▶ **INSTRUCTIONS TO FOLLOW**
Find the lines containing the word "Female" and copy every one of them.

(Saved entries)
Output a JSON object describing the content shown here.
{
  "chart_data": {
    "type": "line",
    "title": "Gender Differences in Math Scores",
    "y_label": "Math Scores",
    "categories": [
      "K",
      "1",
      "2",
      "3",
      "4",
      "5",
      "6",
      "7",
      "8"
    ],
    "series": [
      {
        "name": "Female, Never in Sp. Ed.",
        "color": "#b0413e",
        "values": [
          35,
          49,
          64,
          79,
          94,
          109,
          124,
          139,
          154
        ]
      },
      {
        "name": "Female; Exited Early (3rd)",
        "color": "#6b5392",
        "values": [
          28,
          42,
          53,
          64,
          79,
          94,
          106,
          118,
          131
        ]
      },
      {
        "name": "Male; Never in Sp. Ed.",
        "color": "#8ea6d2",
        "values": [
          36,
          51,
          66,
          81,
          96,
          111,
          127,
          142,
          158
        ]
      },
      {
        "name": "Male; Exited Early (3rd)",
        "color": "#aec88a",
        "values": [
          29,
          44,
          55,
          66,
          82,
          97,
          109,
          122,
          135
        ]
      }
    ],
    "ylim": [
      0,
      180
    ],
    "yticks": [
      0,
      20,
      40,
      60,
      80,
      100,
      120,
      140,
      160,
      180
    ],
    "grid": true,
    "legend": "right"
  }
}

▶ **ANSWER FOR THIS EXERCISE**
        "name": "Female, Never in Sp. Ed.",
        "name": "Female; Exited Early (3rd)",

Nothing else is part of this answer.